** START SUPPLIED MATERIAL **

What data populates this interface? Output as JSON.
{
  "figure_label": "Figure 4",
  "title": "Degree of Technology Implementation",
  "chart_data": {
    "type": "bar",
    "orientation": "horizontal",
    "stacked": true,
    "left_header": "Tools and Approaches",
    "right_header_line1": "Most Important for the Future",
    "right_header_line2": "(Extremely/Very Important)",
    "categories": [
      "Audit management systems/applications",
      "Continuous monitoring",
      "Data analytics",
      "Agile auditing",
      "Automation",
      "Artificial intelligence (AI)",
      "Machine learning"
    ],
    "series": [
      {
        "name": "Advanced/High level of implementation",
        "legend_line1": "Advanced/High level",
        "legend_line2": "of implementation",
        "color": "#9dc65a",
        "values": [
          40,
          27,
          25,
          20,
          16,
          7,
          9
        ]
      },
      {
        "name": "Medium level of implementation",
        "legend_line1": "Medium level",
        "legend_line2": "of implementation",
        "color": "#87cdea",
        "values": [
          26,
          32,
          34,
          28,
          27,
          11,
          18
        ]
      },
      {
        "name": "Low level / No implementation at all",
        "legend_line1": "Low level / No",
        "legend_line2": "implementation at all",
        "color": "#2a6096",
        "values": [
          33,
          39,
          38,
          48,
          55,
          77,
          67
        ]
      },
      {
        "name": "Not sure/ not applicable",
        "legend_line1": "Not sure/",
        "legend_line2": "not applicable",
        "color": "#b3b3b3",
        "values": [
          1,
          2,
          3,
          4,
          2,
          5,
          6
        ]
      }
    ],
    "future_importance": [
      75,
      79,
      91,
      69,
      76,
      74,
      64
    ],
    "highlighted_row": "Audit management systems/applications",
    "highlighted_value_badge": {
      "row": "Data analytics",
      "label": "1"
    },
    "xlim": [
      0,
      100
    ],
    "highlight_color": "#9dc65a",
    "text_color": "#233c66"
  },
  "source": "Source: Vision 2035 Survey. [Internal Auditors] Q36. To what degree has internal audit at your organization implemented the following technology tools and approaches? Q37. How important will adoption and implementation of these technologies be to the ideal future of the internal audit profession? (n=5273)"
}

** END SUPPLIED MATERIAL **
** START SUPPLIED MATERIAL **

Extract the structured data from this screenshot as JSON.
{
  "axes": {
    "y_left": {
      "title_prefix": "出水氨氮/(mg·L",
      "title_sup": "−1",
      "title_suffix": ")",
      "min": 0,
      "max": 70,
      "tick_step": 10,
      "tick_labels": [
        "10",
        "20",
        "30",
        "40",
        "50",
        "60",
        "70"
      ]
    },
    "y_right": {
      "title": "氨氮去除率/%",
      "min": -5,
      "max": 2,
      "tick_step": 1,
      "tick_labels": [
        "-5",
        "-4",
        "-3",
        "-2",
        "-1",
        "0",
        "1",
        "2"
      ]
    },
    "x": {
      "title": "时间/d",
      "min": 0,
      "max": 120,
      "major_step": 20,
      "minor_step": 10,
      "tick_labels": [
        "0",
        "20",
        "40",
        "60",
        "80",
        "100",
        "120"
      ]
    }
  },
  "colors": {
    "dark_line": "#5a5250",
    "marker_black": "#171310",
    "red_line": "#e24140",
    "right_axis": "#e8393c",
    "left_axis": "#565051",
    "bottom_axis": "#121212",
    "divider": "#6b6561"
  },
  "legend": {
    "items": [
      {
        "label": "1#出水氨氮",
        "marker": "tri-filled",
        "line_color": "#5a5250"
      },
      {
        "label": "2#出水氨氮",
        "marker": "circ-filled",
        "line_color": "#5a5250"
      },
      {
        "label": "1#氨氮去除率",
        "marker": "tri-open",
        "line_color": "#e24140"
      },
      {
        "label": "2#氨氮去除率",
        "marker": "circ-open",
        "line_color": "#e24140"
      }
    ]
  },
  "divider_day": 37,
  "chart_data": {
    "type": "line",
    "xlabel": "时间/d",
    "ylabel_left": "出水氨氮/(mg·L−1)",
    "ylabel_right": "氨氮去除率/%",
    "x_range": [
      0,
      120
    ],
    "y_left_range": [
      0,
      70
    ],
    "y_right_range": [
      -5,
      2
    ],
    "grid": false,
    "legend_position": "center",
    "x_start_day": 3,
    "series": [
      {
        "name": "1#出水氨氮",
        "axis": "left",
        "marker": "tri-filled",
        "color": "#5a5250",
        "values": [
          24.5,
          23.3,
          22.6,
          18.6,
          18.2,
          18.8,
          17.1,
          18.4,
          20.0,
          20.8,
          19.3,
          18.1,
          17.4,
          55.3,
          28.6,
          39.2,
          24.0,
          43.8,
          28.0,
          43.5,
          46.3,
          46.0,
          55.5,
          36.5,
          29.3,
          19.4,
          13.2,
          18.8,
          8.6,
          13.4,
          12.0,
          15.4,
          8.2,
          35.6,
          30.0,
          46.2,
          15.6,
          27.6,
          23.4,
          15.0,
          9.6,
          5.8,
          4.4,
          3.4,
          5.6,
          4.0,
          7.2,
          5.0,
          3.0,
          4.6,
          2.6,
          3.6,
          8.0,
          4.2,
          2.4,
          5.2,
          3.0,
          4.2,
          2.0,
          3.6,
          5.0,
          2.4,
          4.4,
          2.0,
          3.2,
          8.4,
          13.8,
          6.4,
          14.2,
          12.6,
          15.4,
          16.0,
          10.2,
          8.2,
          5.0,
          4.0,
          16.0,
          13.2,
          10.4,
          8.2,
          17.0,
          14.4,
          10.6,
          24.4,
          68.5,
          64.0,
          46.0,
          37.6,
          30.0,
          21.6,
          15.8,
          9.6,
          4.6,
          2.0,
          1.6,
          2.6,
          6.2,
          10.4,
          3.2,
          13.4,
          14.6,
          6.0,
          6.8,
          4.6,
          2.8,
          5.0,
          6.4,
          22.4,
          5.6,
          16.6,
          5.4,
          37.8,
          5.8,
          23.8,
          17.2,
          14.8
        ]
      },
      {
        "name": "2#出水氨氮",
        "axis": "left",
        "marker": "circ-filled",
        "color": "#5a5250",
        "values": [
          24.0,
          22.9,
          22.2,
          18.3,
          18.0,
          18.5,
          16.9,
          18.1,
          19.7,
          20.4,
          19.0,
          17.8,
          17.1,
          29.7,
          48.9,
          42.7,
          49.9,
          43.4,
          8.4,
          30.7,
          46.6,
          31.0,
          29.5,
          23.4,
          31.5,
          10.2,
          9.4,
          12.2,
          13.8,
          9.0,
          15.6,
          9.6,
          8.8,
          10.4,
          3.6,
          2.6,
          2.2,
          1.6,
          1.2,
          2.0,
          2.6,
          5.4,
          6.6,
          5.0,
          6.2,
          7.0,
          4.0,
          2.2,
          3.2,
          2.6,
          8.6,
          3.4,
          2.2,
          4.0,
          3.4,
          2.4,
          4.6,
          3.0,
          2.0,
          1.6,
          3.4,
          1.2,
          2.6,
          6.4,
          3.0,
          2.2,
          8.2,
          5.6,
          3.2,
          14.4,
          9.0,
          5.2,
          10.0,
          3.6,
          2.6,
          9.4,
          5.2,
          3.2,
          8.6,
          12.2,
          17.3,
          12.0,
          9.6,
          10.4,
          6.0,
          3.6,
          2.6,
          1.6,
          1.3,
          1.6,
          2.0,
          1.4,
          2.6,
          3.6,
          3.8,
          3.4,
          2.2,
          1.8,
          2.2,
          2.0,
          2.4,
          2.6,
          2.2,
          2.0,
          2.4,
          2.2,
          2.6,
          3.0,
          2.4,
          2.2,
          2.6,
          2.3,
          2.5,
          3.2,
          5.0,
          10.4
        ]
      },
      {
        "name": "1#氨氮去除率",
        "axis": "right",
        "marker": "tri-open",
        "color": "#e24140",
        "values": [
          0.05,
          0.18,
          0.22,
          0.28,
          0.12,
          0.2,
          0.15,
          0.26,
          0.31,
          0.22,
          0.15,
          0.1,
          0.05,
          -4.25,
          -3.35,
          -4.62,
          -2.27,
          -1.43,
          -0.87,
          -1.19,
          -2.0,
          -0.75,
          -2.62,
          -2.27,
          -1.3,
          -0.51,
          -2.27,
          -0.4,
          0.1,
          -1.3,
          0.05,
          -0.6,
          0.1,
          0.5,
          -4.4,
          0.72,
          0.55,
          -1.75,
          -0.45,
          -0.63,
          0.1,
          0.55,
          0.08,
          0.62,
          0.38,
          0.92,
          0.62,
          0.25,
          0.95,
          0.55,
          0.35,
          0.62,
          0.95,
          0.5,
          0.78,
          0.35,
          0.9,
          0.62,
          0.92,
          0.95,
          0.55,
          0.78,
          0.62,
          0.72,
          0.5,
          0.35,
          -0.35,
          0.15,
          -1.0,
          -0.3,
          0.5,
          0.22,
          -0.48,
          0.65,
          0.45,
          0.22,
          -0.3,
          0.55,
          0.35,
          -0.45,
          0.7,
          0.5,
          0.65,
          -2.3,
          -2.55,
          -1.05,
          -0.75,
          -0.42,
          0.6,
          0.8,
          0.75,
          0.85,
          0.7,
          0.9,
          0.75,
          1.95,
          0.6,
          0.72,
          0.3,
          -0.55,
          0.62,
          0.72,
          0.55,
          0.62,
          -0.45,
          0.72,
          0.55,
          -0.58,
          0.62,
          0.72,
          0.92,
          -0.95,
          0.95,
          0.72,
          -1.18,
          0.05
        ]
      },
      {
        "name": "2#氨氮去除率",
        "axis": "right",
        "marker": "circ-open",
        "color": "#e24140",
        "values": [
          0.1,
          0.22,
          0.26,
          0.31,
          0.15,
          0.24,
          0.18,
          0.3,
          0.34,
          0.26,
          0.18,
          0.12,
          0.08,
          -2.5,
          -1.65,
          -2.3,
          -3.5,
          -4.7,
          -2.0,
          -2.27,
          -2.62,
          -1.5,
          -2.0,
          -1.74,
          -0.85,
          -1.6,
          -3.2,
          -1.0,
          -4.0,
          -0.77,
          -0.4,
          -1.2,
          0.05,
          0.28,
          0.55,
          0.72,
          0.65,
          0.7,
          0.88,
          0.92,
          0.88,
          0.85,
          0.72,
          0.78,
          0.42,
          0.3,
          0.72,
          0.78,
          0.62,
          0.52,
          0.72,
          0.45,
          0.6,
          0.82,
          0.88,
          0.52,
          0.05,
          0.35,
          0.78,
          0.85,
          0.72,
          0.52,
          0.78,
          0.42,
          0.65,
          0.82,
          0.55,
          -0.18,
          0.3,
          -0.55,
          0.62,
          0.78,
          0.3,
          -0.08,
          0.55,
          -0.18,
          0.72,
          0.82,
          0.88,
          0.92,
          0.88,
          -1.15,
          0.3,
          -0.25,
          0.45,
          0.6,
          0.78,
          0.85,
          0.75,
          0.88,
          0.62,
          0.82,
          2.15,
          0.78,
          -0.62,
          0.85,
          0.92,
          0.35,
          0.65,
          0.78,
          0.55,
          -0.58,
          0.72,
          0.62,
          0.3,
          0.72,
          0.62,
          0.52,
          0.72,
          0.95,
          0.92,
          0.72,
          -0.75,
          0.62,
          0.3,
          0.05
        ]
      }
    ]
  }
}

** END SUPPLIED MATERIAL **
** START SUPPLIED MATERIAL **

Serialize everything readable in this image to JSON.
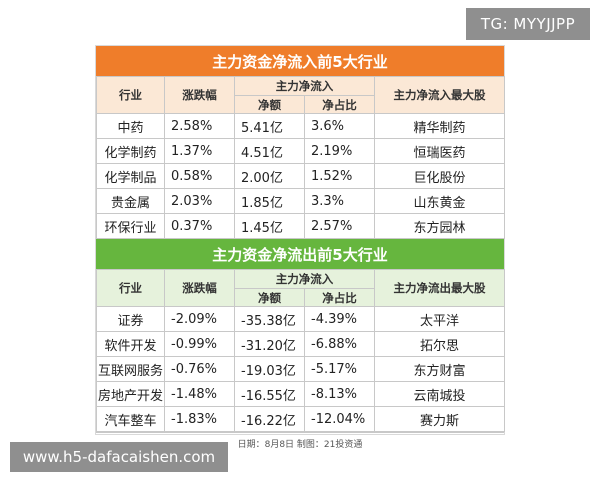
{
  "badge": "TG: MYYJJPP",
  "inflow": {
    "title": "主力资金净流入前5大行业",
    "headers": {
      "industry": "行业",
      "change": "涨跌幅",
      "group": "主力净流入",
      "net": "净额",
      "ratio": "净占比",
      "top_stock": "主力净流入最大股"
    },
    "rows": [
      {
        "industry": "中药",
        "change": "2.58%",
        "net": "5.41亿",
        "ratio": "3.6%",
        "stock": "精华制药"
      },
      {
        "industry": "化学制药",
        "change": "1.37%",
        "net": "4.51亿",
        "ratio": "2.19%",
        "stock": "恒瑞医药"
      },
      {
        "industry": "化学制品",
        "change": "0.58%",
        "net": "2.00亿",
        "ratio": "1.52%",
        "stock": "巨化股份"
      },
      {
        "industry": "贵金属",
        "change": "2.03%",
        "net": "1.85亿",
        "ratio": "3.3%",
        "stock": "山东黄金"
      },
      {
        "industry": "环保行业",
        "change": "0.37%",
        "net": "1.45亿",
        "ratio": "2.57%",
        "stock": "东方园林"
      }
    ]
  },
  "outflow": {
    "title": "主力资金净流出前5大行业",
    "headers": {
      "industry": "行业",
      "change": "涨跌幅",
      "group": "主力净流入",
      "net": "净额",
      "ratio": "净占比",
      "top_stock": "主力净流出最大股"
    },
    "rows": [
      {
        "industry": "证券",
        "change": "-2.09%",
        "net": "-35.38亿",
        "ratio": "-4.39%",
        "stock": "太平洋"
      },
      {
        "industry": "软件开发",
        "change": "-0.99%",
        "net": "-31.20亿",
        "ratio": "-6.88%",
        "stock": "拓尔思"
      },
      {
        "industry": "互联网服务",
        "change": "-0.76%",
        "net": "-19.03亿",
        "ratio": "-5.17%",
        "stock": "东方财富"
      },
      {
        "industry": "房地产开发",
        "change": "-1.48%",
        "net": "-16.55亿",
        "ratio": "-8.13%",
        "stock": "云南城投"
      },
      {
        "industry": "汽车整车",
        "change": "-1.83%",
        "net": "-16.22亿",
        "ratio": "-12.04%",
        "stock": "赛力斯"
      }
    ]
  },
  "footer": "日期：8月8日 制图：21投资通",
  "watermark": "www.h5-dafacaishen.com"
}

** END SUPPLIED MATERIAL **

• WHAT THE TASK REQUIRES
Pick out the lines that contain "ratio" and copy them.

• WORKED SOLUTION
      "ratio": "净占比",
        "ratio": "3.6%",
        "ratio": "2.19%",
        "ratio": "1.52%",
        "ratio": "3.3%",
        "ratio": "2.57%",
      "ratio": "净占比",
        "ratio": "-4.39%",
        "ratio": "-6.88%",
        "ratio": "-5.17%",
        "ratio": "-8.13%",
        "ratio": "-12.04%",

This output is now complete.